## EXCERPTED RECORDS
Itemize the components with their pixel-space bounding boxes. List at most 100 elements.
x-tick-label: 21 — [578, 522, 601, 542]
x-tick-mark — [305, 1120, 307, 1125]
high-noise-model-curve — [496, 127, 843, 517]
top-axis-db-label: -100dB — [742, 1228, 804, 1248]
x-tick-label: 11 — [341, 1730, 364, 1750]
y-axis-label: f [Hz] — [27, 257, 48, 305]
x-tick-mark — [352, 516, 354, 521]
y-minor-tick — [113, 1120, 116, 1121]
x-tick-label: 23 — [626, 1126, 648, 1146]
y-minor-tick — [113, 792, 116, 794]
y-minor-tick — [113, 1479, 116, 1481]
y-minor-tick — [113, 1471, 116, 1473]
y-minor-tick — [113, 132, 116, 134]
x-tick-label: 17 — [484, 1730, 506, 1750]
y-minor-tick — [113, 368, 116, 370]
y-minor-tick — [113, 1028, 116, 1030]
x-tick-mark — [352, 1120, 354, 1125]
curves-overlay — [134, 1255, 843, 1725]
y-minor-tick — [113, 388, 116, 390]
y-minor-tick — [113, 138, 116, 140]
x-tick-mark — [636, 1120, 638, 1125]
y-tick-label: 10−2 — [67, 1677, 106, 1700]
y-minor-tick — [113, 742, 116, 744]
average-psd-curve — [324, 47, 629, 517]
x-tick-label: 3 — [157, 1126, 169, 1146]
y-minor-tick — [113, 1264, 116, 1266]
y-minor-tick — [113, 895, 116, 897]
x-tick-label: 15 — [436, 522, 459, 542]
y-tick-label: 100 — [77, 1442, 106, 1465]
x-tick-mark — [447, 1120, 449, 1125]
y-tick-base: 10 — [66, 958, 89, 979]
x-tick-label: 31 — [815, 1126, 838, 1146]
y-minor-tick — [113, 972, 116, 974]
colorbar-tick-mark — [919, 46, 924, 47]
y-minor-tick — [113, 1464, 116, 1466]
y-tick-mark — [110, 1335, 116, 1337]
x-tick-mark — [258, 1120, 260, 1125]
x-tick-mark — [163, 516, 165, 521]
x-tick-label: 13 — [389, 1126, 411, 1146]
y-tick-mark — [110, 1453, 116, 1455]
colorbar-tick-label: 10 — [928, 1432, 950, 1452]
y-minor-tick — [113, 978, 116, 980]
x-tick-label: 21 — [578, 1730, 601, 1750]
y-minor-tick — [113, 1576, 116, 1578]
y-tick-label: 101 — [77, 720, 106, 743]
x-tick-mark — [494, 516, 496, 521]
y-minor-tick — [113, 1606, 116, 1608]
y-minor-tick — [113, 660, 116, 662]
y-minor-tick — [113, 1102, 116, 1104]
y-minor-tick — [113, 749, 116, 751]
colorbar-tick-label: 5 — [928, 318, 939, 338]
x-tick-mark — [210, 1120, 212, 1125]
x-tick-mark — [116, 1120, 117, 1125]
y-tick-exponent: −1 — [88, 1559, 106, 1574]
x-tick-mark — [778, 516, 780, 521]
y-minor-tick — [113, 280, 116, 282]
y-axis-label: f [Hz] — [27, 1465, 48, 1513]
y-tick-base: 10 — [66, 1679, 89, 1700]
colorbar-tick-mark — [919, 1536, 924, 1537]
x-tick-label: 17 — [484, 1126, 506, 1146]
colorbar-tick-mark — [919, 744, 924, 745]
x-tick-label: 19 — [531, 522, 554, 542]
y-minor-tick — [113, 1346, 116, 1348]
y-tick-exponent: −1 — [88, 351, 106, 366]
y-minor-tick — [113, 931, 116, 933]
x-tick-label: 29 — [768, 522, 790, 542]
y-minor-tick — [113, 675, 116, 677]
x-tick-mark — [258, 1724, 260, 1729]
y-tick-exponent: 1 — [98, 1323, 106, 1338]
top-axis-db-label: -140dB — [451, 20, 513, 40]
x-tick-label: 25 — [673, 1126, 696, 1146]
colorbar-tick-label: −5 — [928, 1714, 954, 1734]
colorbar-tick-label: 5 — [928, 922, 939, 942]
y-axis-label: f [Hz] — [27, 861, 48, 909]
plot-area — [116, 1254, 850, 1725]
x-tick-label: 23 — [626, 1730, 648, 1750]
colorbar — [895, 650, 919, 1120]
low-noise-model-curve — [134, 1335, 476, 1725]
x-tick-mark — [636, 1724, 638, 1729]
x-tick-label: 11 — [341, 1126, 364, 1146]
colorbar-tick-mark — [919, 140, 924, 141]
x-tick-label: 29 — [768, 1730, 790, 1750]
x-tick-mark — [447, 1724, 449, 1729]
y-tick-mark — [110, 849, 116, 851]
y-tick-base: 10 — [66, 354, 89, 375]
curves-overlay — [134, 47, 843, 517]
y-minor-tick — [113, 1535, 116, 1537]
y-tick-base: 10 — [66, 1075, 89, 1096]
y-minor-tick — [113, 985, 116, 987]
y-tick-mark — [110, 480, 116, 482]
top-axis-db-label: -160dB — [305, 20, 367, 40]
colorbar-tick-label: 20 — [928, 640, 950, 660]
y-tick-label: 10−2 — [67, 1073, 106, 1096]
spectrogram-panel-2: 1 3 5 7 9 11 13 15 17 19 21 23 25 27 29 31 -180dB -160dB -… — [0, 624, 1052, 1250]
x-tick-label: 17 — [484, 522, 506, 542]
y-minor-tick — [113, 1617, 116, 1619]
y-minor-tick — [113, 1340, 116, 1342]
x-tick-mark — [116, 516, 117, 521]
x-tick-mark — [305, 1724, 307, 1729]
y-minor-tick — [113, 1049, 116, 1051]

## TO BE DONE
Copy out every line above exactly as it appears, leaving nothing out.

## ANSWER FOR THIS EXERCISE
Itemize the components with their pixel-space bounding boxes. List at most 100 elements.
x-tick-label: 21 — [578, 522, 601, 542]
x-tick-mark — [305, 1120, 307, 1125]
high-noise-model-curve — [496, 127, 843, 517]
top-axis-db-label: -100dB — [742, 1228, 804, 1248]
x-tick-label: 11 — [341, 1730, 364, 1750]
y-axis-label: f [Hz] — [27, 257, 48, 305]
x-tick-mark — [352, 516, 354, 521]
y-minor-tick — [113, 1120, 116, 1121]
x-tick-label: 23 — [626, 1126, 648, 1146]
y-minor-tick — [113, 792, 116, 794]
y-minor-tick — [113, 1479, 116, 1481]
y-minor-tick — [113, 1471, 116, 1473]
y-minor-tick — [113, 132, 116, 134]
x-tick-label: 17 — [484, 1730, 506, 1750]
y-minor-tick — [113, 368, 116, 370]
y-minor-tick — [113, 1028, 116, 1030]
x-tick-mark — [352, 1120, 354, 1125]
curves-overlay — [134, 1255, 843, 1725]
y-minor-tick — [113, 388, 116, 390]
y-minor-tick — [113, 138, 116, 140]
x-tick-mark — [636, 1120, 638, 1125]
y-tick-label: 10−2 — [67, 1677, 106, 1700]
y-minor-tick — [113, 742, 116, 744]
average-psd-curve — [324, 47, 629, 517]
x-tick-label: 3 — [157, 1126, 169, 1146]
y-minor-tick — [113, 1264, 116, 1266]
y-minor-tick — [113, 895, 116, 897]
x-tick-label: 15 — [436, 522, 459, 542]
y-tick-label: 100 — [77, 1442, 106, 1465]
x-tick-mark — [447, 1120, 449, 1125]
y-tick-base: 10 — [66, 958, 89, 979]
x-tick-label: 31 — [815, 1126, 838, 1146]
y-minor-tick — [113, 972, 116, 974]
colorbar-tick-mark — [919, 46, 924, 47]
y-minor-tick — [113, 1464, 116, 1466]
y-tick-mark — [110, 1335, 116, 1337]
x-tick-mark — [258, 1120, 260, 1125]
x-tick-mark — [163, 516, 165, 521]
x-tick-label: 13 — [389, 1126, 411, 1146]
y-tick-mark — [110, 1453, 116, 1455]
colorbar-tick-label: 10 — [928, 1432, 950, 1452]
y-minor-tick — [113, 978, 116, 980]
x-tick-label: 21 — [578, 1730, 601, 1750]
y-minor-tick — [113, 1576, 116, 1578]
y-tick-label: 101 — [77, 720, 106, 743]
x-tick-mark — [494, 516, 496, 521]
y-minor-tick — [113, 1606, 116, 1608]
y-minor-tick — [113, 660, 116, 662]
y-minor-tick — [113, 1102, 116, 1104]
y-minor-tick — [113, 749, 116, 751]
colorbar-tick-label: 5 — [928, 318, 939, 338]
x-tick-mark — [210, 1120, 212, 1125]
x-tick-mark — [116, 1120, 117, 1125]
y-tick-exponent: −1 — [88, 1559, 106, 1574]
x-tick-mark — [778, 516, 780, 521]
y-minor-tick — [113, 280, 116, 282]
y-axis-label: f [Hz] — [27, 1465, 48, 1513]
y-tick-base: 10 — [66, 1679, 89, 1700]
colorbar-tick-mark — [919, 1536, 924, 1537]
x-tick-label: 17 — [484, 1126, 506, 1146]
colorbar-tick-mark — [919, 744, 924, 745]
x-tick-label: 19 — [531, 522, 554, 542]
y-minor-tick — [113, 1346, 116, 1348]
y-tick-exponent: −1 — [88, 351, 106, 366]
y-minor-tick — [113, 931, 116, 933]
x-tick-label: 29 — [768, 522, 790, 542]
y-minor-tick — [113, 675, 116, 677]
x-tick-mark — [258, 1724, 260, 1729]
y-tick-exponent: 1 — [98, 1323, 106, 1338]
top-axis-db-label: -140dB — [451, 20, 513, 40]
x-tick-label: 25 — [673, 1126, 696, 1146]
colorbar-tick-label: −5 — [928, 1714, 954, 1734]
colorbar-tick-label: 5 — [928, 922, 939, 942]
y-axis-label: f [Hz] — [27, 861, 48, 909]
plot-area — [116, 1254, 850, 1725]
x-tick-label: 23 — [626, 1730, 648, 1750]
colorbar — [895, 650, 919, 1120]
low-noise-model-curve — [134, 1335, 476, 1725]
x-tick-mark — [636, 1724, 638, 1729]
x-tick-label: 11 — [341, 1126, 364, 1146]
colorbar-tick-mark — [919, 140, 924, 141]
x-tick-label: 29 — [768, 1730, 790, 1750]
x-tick-mark — [447, 1724, 449, 1729]
y-tick-mark — [110, 849, 116, 851]
y-tick-base: 10 — [66, 354, 89, 375]
curves-overlay — [134, 47, 843, 517]
y-minor-tick — [113, 1535, 116, 1537]
y-tick-base: 10 — [66, 1075, 89, 1096]
y-minor-tick — [113, 985, 116, 987]
y-tick-mark — [110, 480, 116, 482]
top-axis-db-label: -160dB — [305, 20, 367, 40]
colorbar-tick-label: 20 — [928, 640, 950, 660]
y-tick-label: 10−2 — [67, 1073, 106, 1096]
spectrogram-panel-2: 1 3 5 7 9 11 13 15 17 19 21 23 25 27 29 31 -180dB -160dB -… — [0, 624, 1052, 1250]
x-tick-label: 17 — [484, 522, 506, 542]
y-minor-tick — [113, 1617, 116, 1619]
y-minor-tick — [113, 1340, 116, 1342]
x-tick-mark — [116, 516, 117, 521]
x-tick-mark — [305, 1724, 307, 1729]
y-minor-tick — [113, 1049, 116, 1051]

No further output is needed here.